+++ Records to process +++

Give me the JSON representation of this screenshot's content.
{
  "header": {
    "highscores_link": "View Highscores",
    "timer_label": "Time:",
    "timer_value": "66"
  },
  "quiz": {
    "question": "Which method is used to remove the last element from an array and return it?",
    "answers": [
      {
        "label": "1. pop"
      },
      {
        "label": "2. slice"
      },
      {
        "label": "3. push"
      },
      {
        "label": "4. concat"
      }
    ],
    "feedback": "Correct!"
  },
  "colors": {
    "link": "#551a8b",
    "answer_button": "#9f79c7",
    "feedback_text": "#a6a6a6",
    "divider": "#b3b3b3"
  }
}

+++

Using the data above, output each line exactly.

### Finished answer
Give me the JSON representation of this screenshot's content.
{
  "header": {
    "highscores_link": "View Highscores",
    "timer_label": "Time:",
    "timer_value": "66"
  },
  "quiz": {
    "question": "Which method is used to remove the last element from an array and return it?",
    "answers": [
      {
        "label": "1. pop"
      },
      {
        "label": "2. slice"
      },
      {
        "label": "3. push"
      },
      {
        "label": "4. concat"
      }
    ],
    "feedback": "Correct!"
  },
  "colors": {
    "link": "#551a8b",
    "answer_button": "#9f79c7",
    "feedback_text": "#a6a6a6",
    "divider": "#b3b3b3"
  }
}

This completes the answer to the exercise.